Figure record extracts:
---------------

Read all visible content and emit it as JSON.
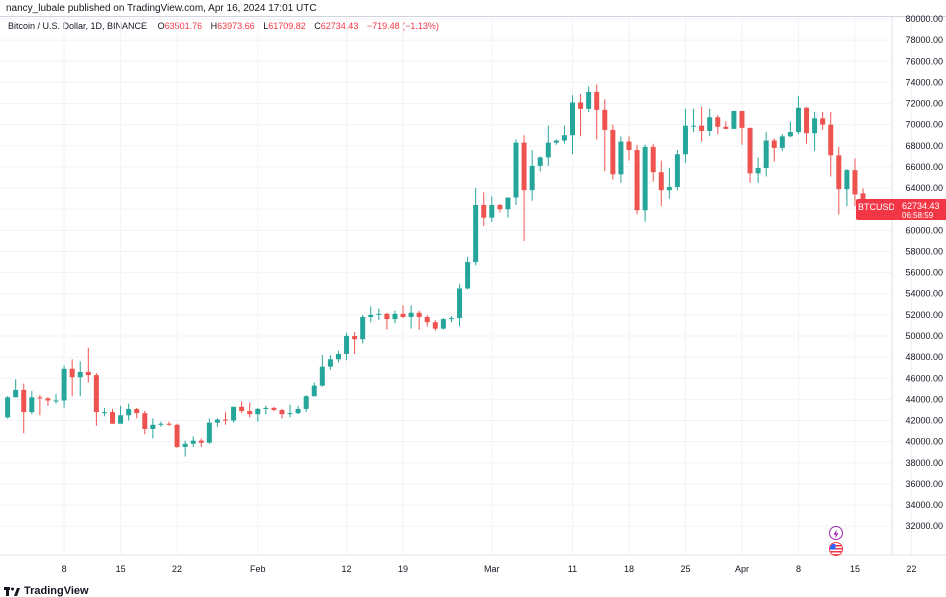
{
  "header": {
    "publish_info": "nancy_lubale published on TradingView.com, Apr 16, 2024 17:01 UTC"
  },
  "legend": {
    "symbol_name": "Bitcoin / U.S. Dollar, 1D, BINANCE",
    "open_label": "O",
    "open_value": "63501.76",
    "high_label": "H",
    "high_value": "63973.66",
    "low_label": "L",
    "low_value": "61709.82",
    "close_label": "C",
    "close_value": "62734.43",
    "change": "−719.48 (−1.13%)"
  },
  "price_tag": {
    "symbol": "BTCUSD",
    "price": "62734.43",
    "countdown": "06:58:59"
  },
  "footer": {
    "brand": "TradingView",
    "logo_icon": "tradingview-logo-icon"
  },
  "icons": {
    "event_icon": "lightning-icon",
    "flag_icon": "us-flag-icon"
  },
  "colors": {
    "up": "#26a69a",
    "down": "#ef5350",
    "grid": "#f0f3fa",
    "price_tag": "#f23645"
  },
  "chart_data": {
    "type": "candlestick",
    "title": "Bitcoin / U.S. Dollar, 1D, BINANCE",
    "y_axis": {
      "side": "right",
      "ticks": [
        32000,
        34000,
        36000,
        38000,
        40000,
        42000,
        44000,
        46000,
        48000,
        50000,
        52000,
        54000,
        56000,
        58000,
        60000,
        62000,
        64000,
        66000,
        68000,
        70000,
        72000,
        74000,
        76000,
        78000,
        80000
      ],
      "tick_labels": [
        "32000.00",
        "34000.00",
        "36000.00",
        "38000.00",
        "40000.00",
        "42000.00",
        "44000.00",
        "46000.00",
        "48000.00",
        "50000.00",
        "52000.00",
        "54000.00",
        "56000.00",
        "58000.00",
        "60000.00",
        "62000.00",
        "64000.00",
        "66000.00",
        "68000.00",
        "70000.00",
        "72000.00",
        "74000.00",
        "76000.00",
        "78000.00",
        "80000.00"
      ],
      "range": [
        30600,
        80000
      ]
    },
    "x_axis": {
      "start_date": "2024-01-01",
      "end_date": "2024-04-22",
      "ticks": [
        {
          "date": "2024-01-08",
          "label": "8"
        },
        {
          "date": "2024-01-15",
          "label": "15"
        },
        {
          "date": "2024-01-22",
          "label": "22"
        },
        {
          "date": "2024-02-01",
          "label": "Feb"
        },
        {
          "date": "2024-02-12",
          "label": "12"
        },
        {
          "date": "2024-02-19",
          "label": "19"
        },
        {
          "date": "2024-03-01",
          "label": "Mar"
        },
        {
          "date": "2024-03-11",
          "label": "11"
        },
        {
          "date": "2024-03-18",
          "label": "18"
        },
        {
          "date": "2024-03-25",
          "label": "25"
        },
        {
          "date": "2024-04-01",
          "label": "Apr"
        },
        {
          "date": "2024-04-08",
          "label": "8"
        },
        {
          "date": "2024-04-15",
          "label": "15"
        },
        {
          "date": "2024-04-22",
          "label": "22"
        }
      ]
    },
    "grid": true,
    "candles": [
      {
        "date": "2024-01-01",
        "o": 42300,
        "h": 44300,
        "l": 42200,
        "c": 44200
      },
      {
        "date": "2024-01-02",
        "o": 44200,
        "h": 45900,
        "l": 44200,
        "c": 44900
      },
      {
        "date": "2024-01-03",
        "o": 44900,
        "h": 45500,
        "l": 40800,
        "c": 42800
      },
      {
        "date": "2024-01-04",
        "o": 42800,
        "h": 44800,
        "l": 42600,
        "c": 44200
      },
      {
        "date": "2024-01-05",
        "o": 44200,
        "h": 44400,
        "l": 42500,
        "c": 44100
      },
      {
        "date": "2024-01-06",
        "o": 44100,
        "h": 44200,
        "l": 43400,
        "c": 43900
      },
      {
        "date": "2024-01-07",
        "o": 43900,
        "h": 44500,
        "l": 43600,
        "c": 43900
      },
      {
        "date": "2024-01-08",
        "o": 43900,
        "h": 47200,
        "l": 43200,
        "c": 46900
      },
      {
        "date": "2024-01-09",
        "o": 46900,
        "h": 47800,
        "l": 44300,
        "c": 46100
      },
      {
        "date": "2024-01-10",
        "o": 46100,
        "h": 47600,
        "l": 44300,
        "c": 46600
      },
      {
        "date": "2024-01-11",
        "o": 46600,
        "h": 48900,
        "l": 45600,
        "c": 46300
      },
      {
        "date": "2024-01-12",
        "o": 46300,
        "h": 46500,
        "l": 41500,
        "c": 42800
      },
      {
        "date": "2024-01-13",
        "o": 42800,
        "h": 43200,
        "l": 42400,
        "c": 42800
      },
      {
        "date": "2024-01-14",
        "o": 42800,
        "h": 43100,
        "l": 41700,
        "c": 41700
      },
      {
        "date": "2024-01-15",
        "o": 41700,
        "h": 43400,
        "l": 41700,
        "c": 42500
      },
      {
        "date": "2024-01-16",
        "o": 42500,
        "h": 43600,
        "l": 42000,
        "c": 43100
      },
      {
        "date": "2024-01-17",
        "o": 43100,
        "h": 43200,
        "l": 42200,
        "c": 42700
      },
      {
        "date": "2024-01-18",
        "o": 42700,
        "h": 42900,
        "l": 40700,
        "c": 41200
      },
      {
        "date": "2024-01-19",
        "o": 41200,
        "h": 42200,
        "l": 40300,
        "c": 41600
      },
      {
        "date": "2024-01-20",
        "o": 41600,
        "h": 41900,
        "l": 41400,
        "c": 41700
      },
      {
        "date": "2024-01-21",
        "o": 41700,
        "h": 41900,
        "l": 41500,
        "c": 41600
      },
      {
        "date": "2024-01-22",
        "o": 41600,
        "h": 41700,
        "l": 39400,
        "c": 39500
      },
      {
        "date": "2024-01-23",
        "o": 39500,
        "h": 40100,
        "l": 38600,
        "c": 39800
      },
      {
        "date": "2024-01-24",
        "o": 39800,
        "h": 40500,
        "l": 39500,
        "c": 40100
      },
      {
        "date": "2024-01-25",
        "o": 40100,
        "h": 40300,
        "l": 39500,
        "c": 39900
      },
      {
        "date": "2024-01-26",
        "o": 39900,
        "h": 42200,
        "l": 39800,
        "c": 41800
      },
      {
        "date": "2024-01-27",
        "o": 41800,
        "h": 42200,
        "l": 41400,
        "c": 42100
      },
      {
        "date": "2024-01-28",
        "o": 42100,
        "h": 42800,
        "l": 41600,
        "c": 42000
      },
      {
        "date": "2024-01-29",
        "o": 42000,
        "h": 43300,
        "l": 41800,
        "c": 43300
      },
      {
        "date": "2024-01-30",
        "o": 43300,
        "h": 43800,
        "l": 42700,
        "c": 42900
      },
      {
        "date": "2024-01-31",
        "o": 42900,
        "h": 43700,
        "l": 42300,
        "c": 42600
      },
      {
        "date": "2024-02-01",
        "o": 42600,
        "h": 43200,
        "l": 41900,
        "c": 43100
      },
      {
        "date": "2024-02-02",
        "o": 43100,
        "h": 43400,
        "l": 42600,
        "c": 43200
      },
      {
        "date": "2024-02-03",
        "o": 43200,
        "h": 43300,
        "l": 42900,
        "c": 43000
      },
      {
        "date": "2024-02-04",
        "o": 43000,
        "h": 43100,
        "l": 42200,
        "c": 42600
      },
      {
        "date": "2024-02-05",
        "o": 42600,
        "h": 43500,
        "l": 42300,
        "c": 42700
      },
      {
        "date": "2024-02-06",
        "o": 42700,
        "h": 43400,
        "l": 42600,
        "c": 43100
      },
      {
        "date": "2024-02-07",
        "o": 43100,
        "h": 44400,
        "l": 42800,
        "c": 44300
      },
      {
        "date": "2024-02-08",
        "o": 44300,
        "h": 45600,
        "l": 44300,
        "c": 45300
      },
      {
        "date": "2024-02-09",
        "o": 45300,
        "h": 48200,
        "l": 45200,
        "c": 47100
      },
      {
        "date": "2024-02-10",
        "o": 47100,
        "h": 48200,
        "l": 46800,
        "c": 47800
      },
      {
        "date": "2024-02-11",
        "o": 47800,
        "h": 48600,
        "l": 47500,
        "c": 48300
      },
      {
        "date": "2024-02-12",
        "o": 48300,
        "h": 50300,
        "l": 47700,
        "c": 50000
      },
      {
        "date": "2024-02-13",
        "o": 50000,
        "h": 50400,
        "l": 48300,
        "c": 49700
      },
      {
        "date": "2024-02-14",
        "o": 49700,
        "h": 52000,
        "l": 49300,
        "c": 51800
      },
      {
        "date": "2024-02-15",
        "o": 51800,
        "h": 52800,
        "l": 51300,
        "c": 52000
      },
      {
        "date": "2024-02-16",
        "o": 52000,
        "h": 52600,
        "l": 51500,
        "c": 52100
      },
      {
        "date": "2024-02-17",
        "o": 52100,
        "h": 52200,
        "l": 50600,
        "c": 51600
      },
      {
        "date": "2024-02-18",
        "o": 51600,
        "h": 52400,
        "l": 51200,
        "c": 52100
      },
      {
        "date": "2024-02-19",
        "o": 52100,
        "h": 52900,
        "l": 51700,
        "c": 51800
      },
      {
        "date": "2024-02-20",
        "o": 51800,
        "h": 52900,
        "l": 50700,
        "c": 52200
      },
      {
        "date": "2024-02-21",
        "o": 52200,
        "h": 52400,
        "l": 50600,
        "c": 51800
      },
      {
        "date": "2024-02-22",
        "o": 51800,
        "h": 52000,
        "l": 50900,
        "c": 51300
      },
      {
        "date": "2024-02-23",
        "o": 51300,
        "h": 51500,
        "l": 50500,
        "c": 50700
      },
      {
        "date": "2024-02-24",
        "o": 50700,
        "h": 51700,
        "l": 50600,
        "c": 51600
      },
      {
        "date": "2024-02-25",
        "o": 51600,
        "h": 51900,
        "l": 51300,
        "c": 51700
      },
      {
        "date": "2024-02-26",
        "o": 51700,
        "h": 54900,
        "l": 50900,
        "c": 54500
      },
      {
        "date": "2024-02-27",
        "o": 54500,
        "h": 57500,
        "l": 54400,
        "c": 57000
      },
      {
        "date": "2024-02-28",
        "o": 57000,
        "h": 64000,
        "l": 56700,
        "c": 62400
      },
      {
        "date": "2024-02-29",
        "o": 62400,
        "h": 63600,
        "l": 60400,
        "c": 61200
      },
      {
        "date": "2024-03-01",
        "o": 61200,
        "h": 63200,
        "l": 60800,
        "c": 62400
      },
      {
        "date": "2024-03-02",
        "o": 62400,
        "h": 62500,
        "l": 61700,
        "c": 62000
      },
      {
        "date": "2024-03-03",
        "o": 62000,
        "h": 63100,
        "l": 61200,
        "c": 63100
      },
      {
        "date": "2024-03-04",
        "o": 63100,
        "h": 68600,
        "l": 62400,
        "c": 68300
      },
      {
        "date": "2024-03-05",
        "o": 68300,
        "h": 69000,
        "l": 59000,
        "c": 63800
      },
      {
        "date": "2024-03-06",
        "o": 63800,
        "h": 67600,
        "l": 62800,
        "c": 66100
      },
      {
        "date": "2024-03-07",
        "o": 66100,
        "h": 67000,
        "l": 65600,
        "c": 66900
      },
      {
        "date": "2024-03-08",
        "o": 66900,
        "h": 69900,
        "l": 66100,
        "c": 68300
      },
      {
        "date": "2024-03-09",
        "o": 68300,
        "h": 68600,
        "l": 68100,
        "c": 68500
      },
      {
        "date": "2024-03-10",
        "o": 68500,
        "h": 69900,
        "l": 68200,
        "c": 69000
      },
      {
        "date": "2024-03-11",
        "o": 69000,
        "h": 72800,
        "l": 67200,
        "c": 72100
      },
      {
        "date": "2024-03-12",
        "o": 72100,
        "h": 72900,
        "l": 68900,
        "c": 71500
      },
      {
        "date": "2024-03-13",
        "o": 71500,
        "h": 73600,
        "l": 71200,
        "c": 73100
      },
      {
        "date": "2024-03-14",
        "o": 73100,
        "h": 73800,
        "l": 68600,
        "c": 71400
      },
      {
        "date": "2024-03-15",
        "o": 71400,
        "h": 72400,
        "l": 65600,
        "c": 69500
      },
      {
        "date": "2024-03-16",
        "o": 69500,
        "h": 70000,
        "l": 64800,
        "c": 65300
      },
      {
        "date": "2024-03-17",
        "o": 65300,
        "h": 68900,
        "l": 64500,
        "c": 68400
      },
      {
        "date": "2024-03-18",
        "o": 68400,
        "h": 68900,
        "l": 66600,
        "c": 67600
      },
      {
        "date": "2024-03-19",
        "o": 67600,
        "h": 68100,
        "l": 61500,
        "c": 61900
      },
      {
        "date": "2024-03-20",
        "o": 61900,
        "h": 68100,
        "l": 60800,
        "c": 67900
      },
      {
        "date": "2024-03-21",
        "o": 67900,
        "h": 68200,
        "l": 64600,
        "c": 65500
      },
      {
        "date": "2024-03-22",
        "o": 65500,
        "h": 66600,
        "l": 62300,
        "c": 63800
      },
      {
        "date": "2024-03-23",
        "o": 63800,
        "h": 65900,
        "l": 63000,
        "c": 64100
      },
      {
        "date": "2024-03-24",
        "o": 64100,
        "h": 67600,
        "l": 63800,
        "c": 67200
      },
      {
        "date": "2024-03-25",
        "o": 67200,
        "h": 71500,
        "l": 66400,
        "c": 69900
      },
      {
        "date": "2024-03-26",
        "o": 69900,
        "h": 71500,
        "l": 69300,
        "c": 69900
      },
      {
        "date": "2024-03-27",
        "o": 69900,
        "h": 71700,
        "l": 68400,
        "c": 69400
      },
      {
        "date": "2024-03-28",
        "o": 69400,
        "h": 71500,
        "l": 68900,
        "c": 70700
      },
      {
        "date": "2024-03-29",
        "o": 70700,
        "h": 70900,
        "l": 69100,
        "c": 69800
      },
      {
        "date": "2024-03-30",
        "o": 69800,
        "h": 70300,
        "l": 69600,
        "c": 69600
      },
      {
        "date": "2024-03-31",
        "o": 69600,
        "h": 71300,
        "l": 69600,
        "c": 71300
      },
      {
        "date": "2024-04-01",
        "o": 71300,
        "h": 71300,
        "l": 68100,
        "c": 69700
      },
      {
        "date": "2024-04-02",
        "o": 69700,
        "h": 69700,
        "l": 64500,
        "c": 65400
      },
      {
        "date": "2024-04-03",
        "o": 65400,
        "h": 66900,
        "l": 64500,
        "c": 65900
      },
      {
        "date": "2024-04-04",
        "o": 65900,
        "h": 69300,
        "l": 65100,
        "c": 68500
      },
      {
        "date": "2024-04-05",
        "o": 68500,
        "h": 68700,
        "l": 66500,
        "c": 67800
      },
      {
        "date": "2024-04-06",
        "o": 67800,
        "h": 69100,
        "l": 67500,
        "c": 68900
      },
      {
        "date": "2024-04-07",
        "o": 68900,
        "h": 70300,
        "l": 68800,
        "c": 69300
      },
      {
        "date": "2024-04-08",
        "o": 69300,
        "h": 72700,
        "l": 69100,
        "c": 71600
      },
      {
        "date": "2024-04-09",
        "o": 71600,
        "h": 71700,
        "l": 68200,
        "c": 69200
      },
      {
        "date": "2024-04-10",
        "o": 69200,
        "h": 71200,
        "l": 67500,
        "c": 70600
      },
      {
        "date": "2024-04-11",
        "o": 70600,
        "h": 71200,
        "l": 69500,
        "c": 70000
      },
      {
        "date": "2024-04-12",
        "o": 70000,
        "h": 71200,
        "l": 65100,
        "c": 67100
      },
      {
        "date": "2024-04-13",
        "o": 67100,
        "h": 67900,
        "l": 61500,
        "c": 63900
      },
      {
        "date": "2024-04-14",
        "o": 63900,
        "h": 65800,
        "l": 62300,
        "c": 65700
      },
      {
        "date": "2024-04-15",
        "o": 65700,
        "h": 66800,
        "l": 62300,
        "c": 63400
      },
      {
        "date": "2024-04-16",
        "o": 63502,
        "h": 63974,
        "l": 61710,
        "c": 62734
      }
    ]
  }
}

---------------

• [WRITTEN PROBLEM] Find each line holding "Dollar". Copy it out.

• [FINAL ANSWER]
    "symbol_name": "Bitcoin / U.S. Dollar, 1D, BINANCE",
    "title": "Bitcoin / U.S. Dollar, 1D, BINANCE",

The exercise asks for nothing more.